What to produce: Without the pictures, set down every line of the data exactly.

Records about charts and figures:
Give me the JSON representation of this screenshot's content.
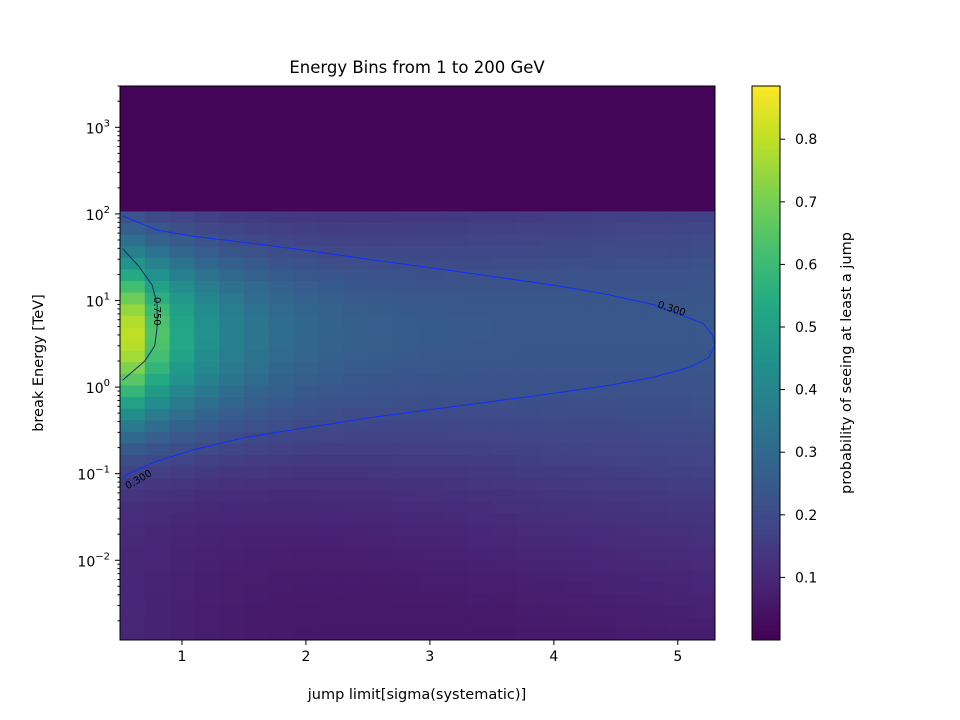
{
  "chart_data": {
    "type": "heatmap",
    "title": "Energy Bins from 1 to 200 GeV",
    "xlabel": "jump limit[sigma(systematic)]",
    "ylabel": "break Energy [TeV]",
    "colorbar_label": "probability of seeing at least a jump",
    "colormap": "viridis",
    "x_scale": "linear",
    "y_scale": "log",
    "xlim": [
      0.5,
      5.3
    ],
    "ylim": [
      0.0012,
      3000
    ],
    "x_ticks": [
      {
        "value": 1,
        "label": "1"
      },
      {
        "value": 2,
        "label": "2"
      },
      {
        "value": 3,
        "label": "3"
      },
      {
        "value": 4,
        "label": "4"
      },
      {
        "value": 5,
        "label": "5"
      }
    ],
    "y_ticks": [
      {
        "value": 0.01,
        "base": "10",
        "exp": "−2"
      },
      {
        "value": 0.1,
        "base": "10",
        "exp": "−1"
      },
      {
        "value": 1,
        "base": "10",
        "exp": "0"
      },
      {
        "value": 10,
        "base": "10",
        "exp": "1"
      },
      {
        "value": 100,
        "base": "10",
        "exp": "2"
      },
      {
        "value": 1000,
        "base": "10",
        "exp": "3"
      }
    ],
    "colorbar_range": [
      0.0,
      0.885
    ],
    "colorbar_ticks": [
      "0.1",
      "0.2",
      "0.3",
      "0.4",
      "0.5",
      "0.6",
      "0.7",
      "0.8"
    ],
    "grid": false,
    "contours": [
      {
        "level": "0.300",
        "points": [
          [
            0.52,
            95
          ],
          [
            0.8,
            65
          ],
          [
            1.1,
            55
          ],
          [
            1.6,
            45
          ],
          [
            2.0,
            38
          ],
          [
            2.5,
            30
          ],
          [
            3.0,
            24
          ],
          [
            3.5,
            19
          ],
          [
            4.0,
            15
          ],
          [
            4.4,
            12
          ],
          [
            4.8,
            9
          ],
          [
            5.0,
            7
          ],
          [
            5.2,
            5.5
          ],
          [
            5.28,
            4
          ],
          [
            5.3,
            3
          ],
          [
            5.25,
            2.2
          ],
          [
            5.1,
            1.7
          ],
          [
            4.8,
            1.3
          ],
          [
            4.45,
            1.05
          ],
          [
            4.0,
            0.85
          ],
          [
            3.5,
            0.68
          ],
          [
            3.0,
            0.55
          ],
          [
            2.5,
            0.44
          ],
          [
            2.0,
            0.34
          ],
          [
            1.5,
            0.26
          ],
          [
            1.1,
            0.19
          ],
          [
            0.8,
            0.14
          ],
          [
            0.6,
            0.105
          ],
          [
            0.52,
            0.09
          ]
        ]
      },
      {
        "level": "0.750",
        "points": [
          [
            0.52,
            40
          ],
          [
            0.65,
            25
          ],
          [
            0.76,
            15
          ],
          [
            0.8,
            9
          ],
          [
            0.8,
            5
          ],
          [
            0.78,
            3
          ],
          [
            0.7,
            2
          ],
          [
            0.6,
            1.5
          ],
          [
            0.52,
            1.2
          ]
        ]
      }
    ]
  }
}
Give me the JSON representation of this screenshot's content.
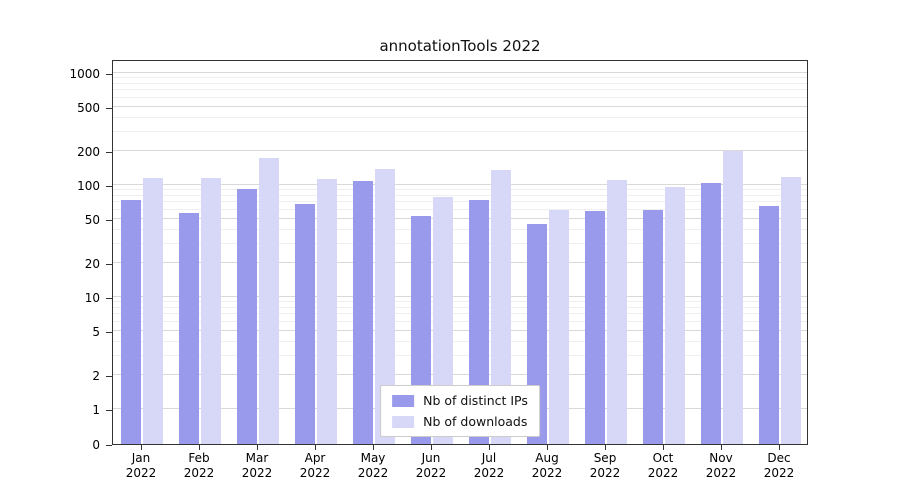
{
  "page": {
    "background": "#ffffff",
    "axis_color": "#333333",
    "grid_major_color": "#d9d9d9",
    "grid_minor_color": "#efefef"
  },
  "chart_data": {
    "type": "bar",
    "title": "annotationTools 2022",
    "categories": [
      "Jan",
      "Feb",
      "Mar",
      "Apr",
      "May",
      "Jun",
      "Jul",
      "Aug",
      "Sep",
      "Oct",
      "Nov",
      "Dec"
    ],
    "category_year": "2022",
    "series": [
      {
        "name": "Nb of distinct IPs",
        "color": "#9a9aec",
        "values": [
          74,
          56,
          92,
          67,
          108,
          53,
          73,
          45,
          58,
          60,
          105,
          65
        ]
      },
      {
        "name": "Nb of downloads",
        "color": "#d7d7f8",
        "values": [
          115,
          115,
          175,
          112,
          140,
          78,
          135,
          60,
          110,
          95,
          200,
          118
        ]
      }
    ],
    "yscale": "symlog",
    "yticks": [
      0,
      1,
      2,
      5,
      10,
      20,
      50,
      100,
      200,
      500,
      1000
    ],
    "ylim": [
      0,
      1300
    ],
    "grid": true,
    "legend_position": "lower center"
  }
}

Task result:
Give me the JSON representation of this screenshot's content.
{
  "chart_data": {
    "type": "heatmap",
    "title": "Energy Bins from 1 to 200 GeV",
    "xlabel": "jump limit[sigma(systematic)]",
    "ylabel": "break Energy [TeV]",
    "colorbar_label": "probability of seeing at least a jump",
    "colormap": "viridis",
    "x_scale": "linear",
    "y_scale": "log",
    "xlim": [
      0.5,
      5.3
    ],
    "ylim": [
      0.0012,
      3000
    ],
    "x_ticks": [
      {
        "value": 1,
        "label": "1"
      },
      {
        "value": 2,
        "label": "2"
      },
      {
        "value": 3,
        "label": "3"
      },
      {
        "value": 4,
        "label": "4"
      },
      {
        "value": 5,
        "label": "5"
      }
    ],
    "y_ticks": [
      {
        "value": 0.01,
        "base": "10",
        "exp": "−2"
      },
      {
        "value": 0.1,
        "base": "10",
        "exp": "−1"
      },
      {
        "value": 1,
        "base": "10",
        "exp": "0"
      },
      {
        "value": 10,
        "base": "10",
        "exp": "1"
      },
      {
        "value": 100,
        "base": "10",
        "exp": "2"
      },
      {
        "value": 1000,
        "base": "10",
        "exp": "3"
      }
    ],
    "colorbar_range": [
      0.0,
      0.885
    ],
    "colorbar_ticks": [
      "0.1",
      "0.2",
      "0.3",
      "0.4",
      "0.5",
      "0.6",
      "0.7",
      "0.8"
    ],
    "grid": false,
    "contours": [
      {
        "level": "0.300",
        "points": [
          [
            0.52,
            95
          ],
          [
            0.8,
            65
          ],
          [
            1.1,
            55
          ],
          [
            1.6,
            45
          ],
          [
            2.0,
            38
          ],
          [
            2.5,
            30
          ],
          [
            3.0,
            24
          ],
          [
            3.5,
            19
          ],
          [
            4.0,
            15
          ],
          [
            4.4,
            12
          ],
          [
            4.8,
            9
          ],
          [
            5.0,
            7
          ],
          [
            5.2,
            5.5
          ],
          [
            5.28,
            4
          ],
          [
            5.3,
            3
          ],
          [
            5.25,
            2.2
          ],
          [
            5.1,
            1.7
          ],
          [
            4.8,
            1.3
          ],
          [
            4.45,
            1.05
          ],
          [
            4.0,
            0.85
          ],
          [
            3.5,
            0.68
          ],
          [
            3.0,
            0.55
          ],
          [
            2.5,
            0.44
          ],
          [
            2.0,
            0.34
          ],
          [
            1.5,
            0.26
          ],
          [
            1.1,
            0.19
          ],
          [
            0.8,
            0.14
          ],
          [
            0.6,
            0.105
          ],
          [
            0.52,
            0.09
          ]
        ]
      },
      {
        "level": "0.750",
        "points": [
          [
            0.52,
            40
          ],
          [
            0.65,
            25
          ],
          [
            0.76,
            15
          ],
          [
            0.8,
            9
          ],
          [
            0.8,
            5
          ],
          [
            0.78,
            3
          ],
          [
            0.7,
            2
          ],
          [
            0.6,
            1.5
          ],
          [
            0.52,
            1.2
          ]
        ]
      }
    ]
  }
}
Give me the JSON representation of this screenshot's content.
{
  "page": {
    "background": "#ffffff",
    "axis_color": "#333333",
    "grid_major_color": "#d9d9d9",
    "grid_minor_color": "#efefef"
  },
  "chart_data": {
    "type": "bar",
    "title": "annotationTools 2022",
    "categories": [
      "Jan",
      "Feb",
      "Mar",
      "Apr",
      "May",
      "Jun",
      "Jul",
      "Aug",
      "Sep",
      "Oct",
      "Nov",
      "Dec"
    ],
    "category_year": "2022",
    "series": [
      {
        "name": "Nb of distinct IPs",
        "color": "#9a9aec",
        "values": [
          74,
          56,
          92,
          67,
          108,
          53,
          73,
          45,
          58,
          60,
          105,
          65
        ]
      },
      {
        "name": "Nb of downloads",
        "color": "#d7d7f8",
        "values": [
          115,
          115,
          175,
          112,
          140,
          78,
          135,
          60,
          110,
          95,
          200,
          118
        ]
      }
    ],
    "yscale": "symlog",
    "yticks": [
      0,
      1,
      2,
      5,
      10,
      20,
      50,
      100,
      200,
      500,
      1000
    ],
    "ylim": [
      0,
      1300
    ],
    "grid": true,
    "legend_position": "lower center"
  }
}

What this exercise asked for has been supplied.